* **Passage provided**:
━━━━

Illinois communities celebrated the homecoming of three men released from immigration detention today as Pulaski County Jail ends its contract with U.S. Immigration and Customs Enforcement (ICE). Advocates continue to demand the release of dozens of other people the agency says it is transferring to other detention centers.

In August, Pulaski County informed ICE that it would end its ICE contract ahead of the implementation of the Illinois Way Forward Act, which will bring an end to immigration detention in the state in early 2022. Fifty-five community organizations, social services, and legal service providers sent a letter to the Biden administration demanding it exercise its authority to release people from the jail, rather than transfer them to other facilities in ICE’s abusive detention system.

Family members and advocates scrambled last month to submit release requests on behalf of the loved ones and community members detained at Pulaski. Advocates from across Illinois sent over 1,300 emails to Secretary of Homeland Security Alejandro Mayorkas and local ICE leadership to demand that those in detention at Pulaski be released instead of transferred to other ICE facilities. On Friday evening, the advocates were informed that only three individuals would be released the next day, while all others were scheduled for transfers.

Community members and advocates issued the following statements responding to the news:

“ICDI stands ready to receive people released from detention with immediate assistance and support for the long term,'' said Dr. Ed Pratt, executive director of the Interfaith Community for Detained Immigrants. “There are better ways to receive immigrants than placing them in jails. They come to our borders for safety and freedom and we place them behind bars.”

━━━━

* **What the task asks**:
Reproduce the passage on the Pulaski County Jail releases verbatim, everything from "Illinois communities celebrated" down to "abusive detention system.".

* **The data**:
━━━━

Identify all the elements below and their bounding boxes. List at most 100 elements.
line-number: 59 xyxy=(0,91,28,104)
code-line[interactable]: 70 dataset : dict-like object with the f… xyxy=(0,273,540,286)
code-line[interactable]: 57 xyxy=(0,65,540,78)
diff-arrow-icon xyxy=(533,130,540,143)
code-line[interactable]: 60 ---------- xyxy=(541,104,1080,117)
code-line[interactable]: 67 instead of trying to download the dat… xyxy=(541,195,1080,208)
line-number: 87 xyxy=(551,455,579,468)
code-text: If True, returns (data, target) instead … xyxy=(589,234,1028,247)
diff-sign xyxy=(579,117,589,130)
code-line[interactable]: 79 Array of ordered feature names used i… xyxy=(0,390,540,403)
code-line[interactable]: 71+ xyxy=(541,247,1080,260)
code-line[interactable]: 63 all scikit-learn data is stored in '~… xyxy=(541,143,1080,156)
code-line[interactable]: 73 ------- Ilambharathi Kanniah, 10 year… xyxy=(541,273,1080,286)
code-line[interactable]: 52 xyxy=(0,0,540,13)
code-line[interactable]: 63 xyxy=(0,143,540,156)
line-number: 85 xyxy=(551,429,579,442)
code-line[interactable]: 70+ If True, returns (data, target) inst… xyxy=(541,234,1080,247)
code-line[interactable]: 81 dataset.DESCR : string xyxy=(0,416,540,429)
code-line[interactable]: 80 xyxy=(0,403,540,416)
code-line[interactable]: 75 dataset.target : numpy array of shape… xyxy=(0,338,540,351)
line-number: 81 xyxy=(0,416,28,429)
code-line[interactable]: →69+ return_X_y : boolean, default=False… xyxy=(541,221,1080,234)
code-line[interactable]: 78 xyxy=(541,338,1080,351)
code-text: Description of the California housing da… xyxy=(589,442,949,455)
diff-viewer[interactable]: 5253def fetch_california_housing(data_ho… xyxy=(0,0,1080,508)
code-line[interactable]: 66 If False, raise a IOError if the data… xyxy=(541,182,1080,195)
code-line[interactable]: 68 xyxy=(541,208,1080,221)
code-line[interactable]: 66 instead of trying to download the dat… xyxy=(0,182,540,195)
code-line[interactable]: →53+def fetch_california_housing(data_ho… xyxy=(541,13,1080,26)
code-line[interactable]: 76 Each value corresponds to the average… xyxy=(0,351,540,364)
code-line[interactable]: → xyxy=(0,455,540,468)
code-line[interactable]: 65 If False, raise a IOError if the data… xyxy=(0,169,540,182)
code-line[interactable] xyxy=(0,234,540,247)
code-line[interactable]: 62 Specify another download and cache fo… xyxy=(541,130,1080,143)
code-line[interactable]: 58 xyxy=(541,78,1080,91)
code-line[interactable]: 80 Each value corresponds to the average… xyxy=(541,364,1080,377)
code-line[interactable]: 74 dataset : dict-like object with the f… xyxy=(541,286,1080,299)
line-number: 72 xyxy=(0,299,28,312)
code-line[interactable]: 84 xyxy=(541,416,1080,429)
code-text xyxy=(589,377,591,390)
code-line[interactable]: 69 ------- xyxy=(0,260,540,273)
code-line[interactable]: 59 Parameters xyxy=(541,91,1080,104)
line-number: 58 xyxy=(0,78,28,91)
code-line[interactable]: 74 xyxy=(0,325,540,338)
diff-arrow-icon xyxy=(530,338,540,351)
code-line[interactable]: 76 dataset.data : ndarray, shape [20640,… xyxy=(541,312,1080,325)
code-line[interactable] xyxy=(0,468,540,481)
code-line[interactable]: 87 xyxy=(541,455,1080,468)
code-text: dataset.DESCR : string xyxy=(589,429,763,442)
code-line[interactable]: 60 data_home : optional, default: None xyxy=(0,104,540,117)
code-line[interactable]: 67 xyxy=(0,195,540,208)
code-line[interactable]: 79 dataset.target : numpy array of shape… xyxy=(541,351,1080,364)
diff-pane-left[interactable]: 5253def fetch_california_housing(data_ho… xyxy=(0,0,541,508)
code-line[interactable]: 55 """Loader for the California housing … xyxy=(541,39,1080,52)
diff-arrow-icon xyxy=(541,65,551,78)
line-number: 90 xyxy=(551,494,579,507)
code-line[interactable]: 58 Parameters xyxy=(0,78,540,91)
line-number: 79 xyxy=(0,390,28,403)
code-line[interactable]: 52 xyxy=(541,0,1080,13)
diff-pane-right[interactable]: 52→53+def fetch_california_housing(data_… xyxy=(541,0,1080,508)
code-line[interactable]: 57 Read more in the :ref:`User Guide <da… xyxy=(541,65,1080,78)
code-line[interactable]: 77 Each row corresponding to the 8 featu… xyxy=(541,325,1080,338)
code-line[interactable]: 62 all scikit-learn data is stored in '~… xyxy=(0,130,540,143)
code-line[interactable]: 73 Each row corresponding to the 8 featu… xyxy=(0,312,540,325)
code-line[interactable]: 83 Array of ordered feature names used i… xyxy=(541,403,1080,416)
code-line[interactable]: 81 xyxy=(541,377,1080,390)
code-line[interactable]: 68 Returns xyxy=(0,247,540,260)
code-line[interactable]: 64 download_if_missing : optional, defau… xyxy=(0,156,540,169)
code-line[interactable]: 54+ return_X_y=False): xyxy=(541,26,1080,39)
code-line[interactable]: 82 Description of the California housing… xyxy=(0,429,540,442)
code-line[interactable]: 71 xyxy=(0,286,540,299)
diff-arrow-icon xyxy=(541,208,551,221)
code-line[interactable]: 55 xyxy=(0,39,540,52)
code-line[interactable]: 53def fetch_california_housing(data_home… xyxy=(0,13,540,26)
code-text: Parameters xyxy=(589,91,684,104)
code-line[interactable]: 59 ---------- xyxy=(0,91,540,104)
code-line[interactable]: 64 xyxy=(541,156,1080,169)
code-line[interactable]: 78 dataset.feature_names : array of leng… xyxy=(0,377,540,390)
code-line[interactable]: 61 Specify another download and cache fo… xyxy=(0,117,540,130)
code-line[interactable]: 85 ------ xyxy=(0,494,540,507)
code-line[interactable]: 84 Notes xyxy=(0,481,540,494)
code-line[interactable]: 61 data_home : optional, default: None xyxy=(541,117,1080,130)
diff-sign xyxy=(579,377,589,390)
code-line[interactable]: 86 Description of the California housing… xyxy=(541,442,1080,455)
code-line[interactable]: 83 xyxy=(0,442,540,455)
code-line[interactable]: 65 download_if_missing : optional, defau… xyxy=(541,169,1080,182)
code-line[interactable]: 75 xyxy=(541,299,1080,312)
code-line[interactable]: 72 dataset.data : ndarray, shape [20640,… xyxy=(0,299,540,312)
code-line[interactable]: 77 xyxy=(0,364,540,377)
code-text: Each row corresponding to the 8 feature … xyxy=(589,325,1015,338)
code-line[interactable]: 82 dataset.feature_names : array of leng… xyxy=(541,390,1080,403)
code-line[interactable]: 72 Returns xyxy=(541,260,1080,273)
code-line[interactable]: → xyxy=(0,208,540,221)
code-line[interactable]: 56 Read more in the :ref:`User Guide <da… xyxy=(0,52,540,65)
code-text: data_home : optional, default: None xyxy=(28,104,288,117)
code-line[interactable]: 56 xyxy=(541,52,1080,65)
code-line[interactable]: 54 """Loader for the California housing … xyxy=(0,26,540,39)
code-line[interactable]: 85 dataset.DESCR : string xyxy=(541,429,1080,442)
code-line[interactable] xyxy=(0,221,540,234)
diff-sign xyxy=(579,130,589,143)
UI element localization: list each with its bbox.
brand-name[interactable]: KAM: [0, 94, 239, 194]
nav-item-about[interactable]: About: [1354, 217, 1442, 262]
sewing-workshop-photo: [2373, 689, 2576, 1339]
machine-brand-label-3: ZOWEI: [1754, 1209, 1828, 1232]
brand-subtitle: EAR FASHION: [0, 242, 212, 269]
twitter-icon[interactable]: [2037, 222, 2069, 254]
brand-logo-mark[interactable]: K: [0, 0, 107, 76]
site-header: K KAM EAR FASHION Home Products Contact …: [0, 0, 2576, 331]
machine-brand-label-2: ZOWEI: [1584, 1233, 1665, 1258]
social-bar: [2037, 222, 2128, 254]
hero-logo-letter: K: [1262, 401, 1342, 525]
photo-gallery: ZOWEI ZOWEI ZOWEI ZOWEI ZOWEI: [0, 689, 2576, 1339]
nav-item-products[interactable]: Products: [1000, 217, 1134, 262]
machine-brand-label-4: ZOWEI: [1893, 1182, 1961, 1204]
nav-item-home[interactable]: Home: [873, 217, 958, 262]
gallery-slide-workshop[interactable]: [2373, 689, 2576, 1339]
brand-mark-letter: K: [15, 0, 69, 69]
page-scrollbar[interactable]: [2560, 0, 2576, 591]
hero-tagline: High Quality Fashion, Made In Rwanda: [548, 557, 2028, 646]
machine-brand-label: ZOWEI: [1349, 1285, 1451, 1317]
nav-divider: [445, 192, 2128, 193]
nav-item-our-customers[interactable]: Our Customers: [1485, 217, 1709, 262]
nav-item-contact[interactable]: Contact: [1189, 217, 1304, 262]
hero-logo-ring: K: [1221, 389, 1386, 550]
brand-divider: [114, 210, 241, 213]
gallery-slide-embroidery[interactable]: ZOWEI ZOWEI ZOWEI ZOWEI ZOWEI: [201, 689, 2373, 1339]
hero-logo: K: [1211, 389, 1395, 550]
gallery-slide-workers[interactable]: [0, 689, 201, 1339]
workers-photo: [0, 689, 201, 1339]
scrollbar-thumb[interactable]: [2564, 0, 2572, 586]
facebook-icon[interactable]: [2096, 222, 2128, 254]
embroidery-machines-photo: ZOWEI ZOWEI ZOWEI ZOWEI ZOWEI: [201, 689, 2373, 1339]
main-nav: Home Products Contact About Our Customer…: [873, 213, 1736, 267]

━━━━

* **Answer section**:
Illinois communities celebrated the homecoming of three men released from immigration detention today as Pulaski County Jail ends its contract with U.S. Immigration and Customs Enforcement (ICE). Advocates continue to demand the release of dozens of other people the agency says it is transferring to other detention centers.

In August, Pulaski County informed ICE that it would end its ICE contract ahead of the implementation of the Illinois Way Forward Act, which will bring an end to immigration detention in the state in early 2022. Fifty-five community organizations, social services, and legal service providers sent a letter to the Biden administration demanding it exercise its authority to release people from the jail, rather than transfer them to other facilities in ICE’s abusive detention system.